◆ Aim of the exercise
Transcribe the material word for word, but without the images.
--
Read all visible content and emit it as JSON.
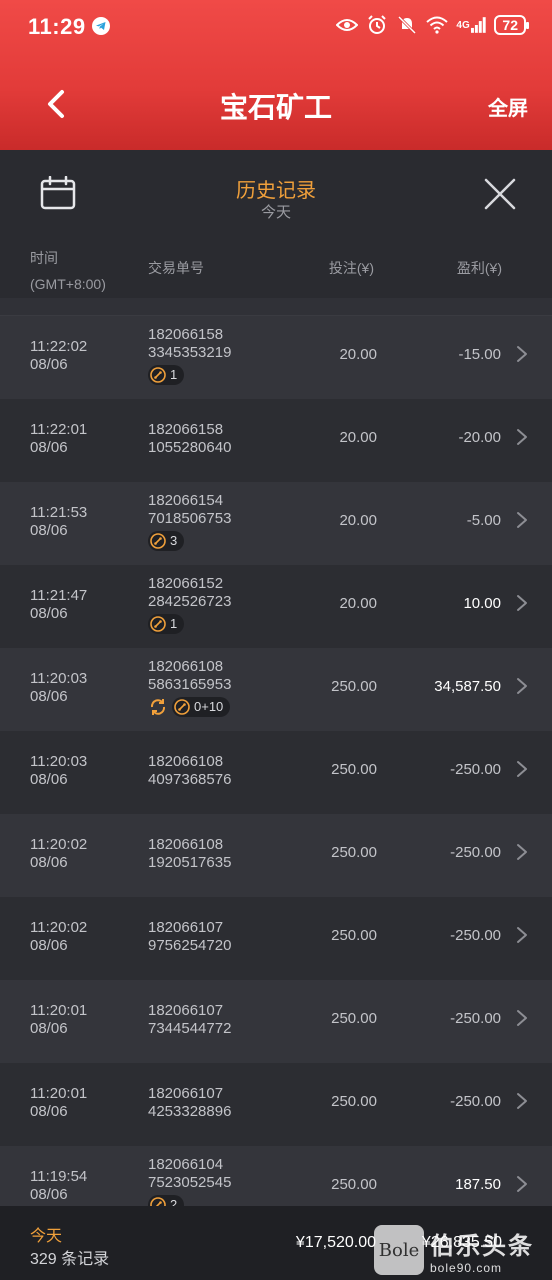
{
  "status_bar": {
    "time": "11:29",
    "network": "4G",
    "battery": "72"
  },
  "nav": {
    "title": "宝石矿工",
    "fullscreen_label": "全屏"
  },
  "history": {
    "title": "历史记录",
    "subtitle": "今天"
  },
  "columns": {
    "time_line1": "时间",
    "time_line2": "(GMT+8:00)",
    "order": "交易单号",
    "bet": "投注(¥)",
    "profit": "盈利(¥)"
  },
  "rows": [
    {
      "time": "11:22:02",
      "date": "08/06",
      "order1": "182066158",
      "order2": "3345353219",
      "badge": "1",
      "bet": "20.00",
      "profit": "-15.00",
      "positive": false
    },
    {
      "time": "11:22:01",
      "date": "08/06",
      "order1": "182066158",
      "order2": "1055280640",
      "badge": "",
      "bet": "20.00",
      "profit": "-20.00",
      "positive": false
    },
    {
      "time": "11:21:53",
      "date": "08/06",
      "order1": "182066154",
      "order2": "7018506753",
      "badge": "3",
      "bet": "20.00",
      "profit": "-5.00",
      "positive": false
    },
    {
      "time": "11:21:47",
      "date": "08/06",
      "order1": "182066152",
      "order2": "2842526723",
      "badge": "1",
      "bet": "20.00",
      "profit": "10.00",
      "positive": true
    },
    {
      "time": "11:20:03",
      "date": "08/06",
      "order1": "182066108",
      "order2": "5863165953",
      "badge": "0+10",
      "spin": true,
      "bet": "250.00",
      "profit": "34,587.50",
      "positive": true
    },
    {
      "time": "11:20:03",
      "date": "08/06",
      "order1": "182066108",
      "order2": "4097368576",
      "badge": "",
      "bet": "250.00",
      "profit": "-250.00",
      "positive": false
    },
    {
      "time": "11:20:02",
      "date": "08/06",
      "order1": "182066108",
      "order2": "1920517635",
      "badge": "",
      "bet": "250.00",
      "profit": "-250.00",
      "positive": false
    },
    {
      "time": "11:20:02",
      "date": "08/06",
      "order1": "182066107",
      "order2": "9756254720",
      "badge": "",
      "bet": "250.00",
      "profit": "-250.00",
      "positive": false
    },
    {
      "time": "11:20:01",
      "date": "08/06",
      "order1": "182066107",
      "order2": "7344544772",
      "badge": "",
      "bet": "250.00",
      "profit": "-250.00",
      "positive": false
    },
    {
      "time": "11:20:01",
      "date": "08/06",
      "order1": "182066107",
      "order2": "4253328896",
      "badge": "",
      "bet": "250.00",
      "profit": "-250.00",
      "positive": false
    },
    {
      "time": "11:19:54",
      "date": "08/06",
      "order1": "182066104",
      "order2": "7523052545",
      "badge": "2",
      "bet": "250.00",
      "profit": "187.50",
      "positive": true
    }
  ],
  "footer": {
    "today": "今天",
    "count": "329 条记录",
    "total_bet": "¥17,520.00",
    "total_profit": "¥26,835.50"
  },
  "watermark": {
    "logo": "Bole",
    "name": "伯乐头条",
    "url": "bole90.com"
  },
  "colors": {
    "header_red": "#e23b39",
    "accent_orange": "#f0a03b",
    "background": "#2a2b30"
  }
}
--
◆ Response to the exercise
Read all visible content and emit it as JSON.
{
  "status_bar": {
    "time": "11:29",
    "network": "4G",
    "battery": "72"
  },
  "nav": {
    "title": "宝石矿工",
    "fullscreen_label": "全屏"
  },
  "history": {
    "title": "历史记录",
    "subtitle": "今天"
  },
  "columns": {
    "time_line1": "时间",
    "time_line2": "(GMT+8:00)",
    "order": "交易单号",
    "bet": "投注(¥)",
    "profit": "盈利(¥)"
  },
  "rows": [
    {
      "time": "11:22:02",
      "date": "08/06",
      "order1": "182066158",
      "order2": "3345353219",
      "badge": "1",
      "bet": "20.00",
      "profit": "-15.00",
      "positive": false
    },
    {
      "time": "11:22:01",
      "date": "08/06",
      "order1": "182066158",
      "order2": "1055280640",
      "badge": "",
      "bet": "20.00",
      "profit": "-20.00",
      "positive": false
    },
    {
      "time": "11:21:53",
      "date": "08/06",
      "order1": "182066154",
      "order2": "7018506753",
      "badge": "3",
      "bet": "20.00",
      "profit": "-5.00",
      "positive": false
    },
    {
      "time": "11:21:47",
      "date": "08/06",
      "order1": "182066152",
      "order2": "2842526723",
      "badge": "1",
      "bet": "20.00",
      "profit": "10.00",
      "positive": true
    },
    {
      "time": "11:20:03",
      "date": "08/06",
      "order1": "182066108",
      "order2": "5863165953",
      "badge": "0+10",
      "spin": true,
      "bet": "250.00",
      "profit": "34,587.50",
      "positive": true
    },
    {
      "time": "11:20:03",
      "date": "08/06",
      "order1": "182066108",
      "order2": "4097368576",
      "badge": "",
      "bet": "250.00",
      "profit": "-250.00",
      "positive": false
    },
    {
      "time": "11:20:02",
      "date": "08/06",
      "order1": "182066108",
      "order2": "1920517635",
      "badge": "",
      "bet": "250.00",
      "profit": "-250.00",
      "positive": false
    },
    {
      "time": "11:20:02",
      "date": "08/06",
      "order1": "182066107",
      "order2": "9756254720",
      "badge": "",
      "bet": "250.00",
      "profit": "-250.00",
      "positive": false
    },
    {
      "time": "11:20:01",
      "date": "08/06",
      "order1": "182066107",
      "order2": "7344544772",
      "badge": "",
      "bet": "250.00",
      "profit": "-250.00",
      "positive": false
    },
    {
      "time": "11:20:01",
      "date": "08/06",
      "order1": "182066107",
      "order2": "4253328896",
      "badge": "",
      "bet": "250.00",
      "profit": "-250.00",
      "positive": false
    },
    {
      "time": "11:19:54",
      "date": "08/06",
      "order1": "182066104",
      "order2": "7523052545",
      "badge": "2",
      "bet": "250.00",
      "profit": "187.50",
      "positive": true
    }
  ],
  "footer": {
    "today": "今天",
    "count": "329 条记录",
    "total_bet": "¥17,520.00",
    "total_profit": "¥26,835.50"
  },
  "watermark": {
    "logo": "Bole",
    "name": "伯乐头条",
    "url": "bole90.com"
  },
  "colors": {
    "header_red": "#e23b39",
    "accent_orange": "#f0a03b",
    "background": "#2a2b30"
  }
}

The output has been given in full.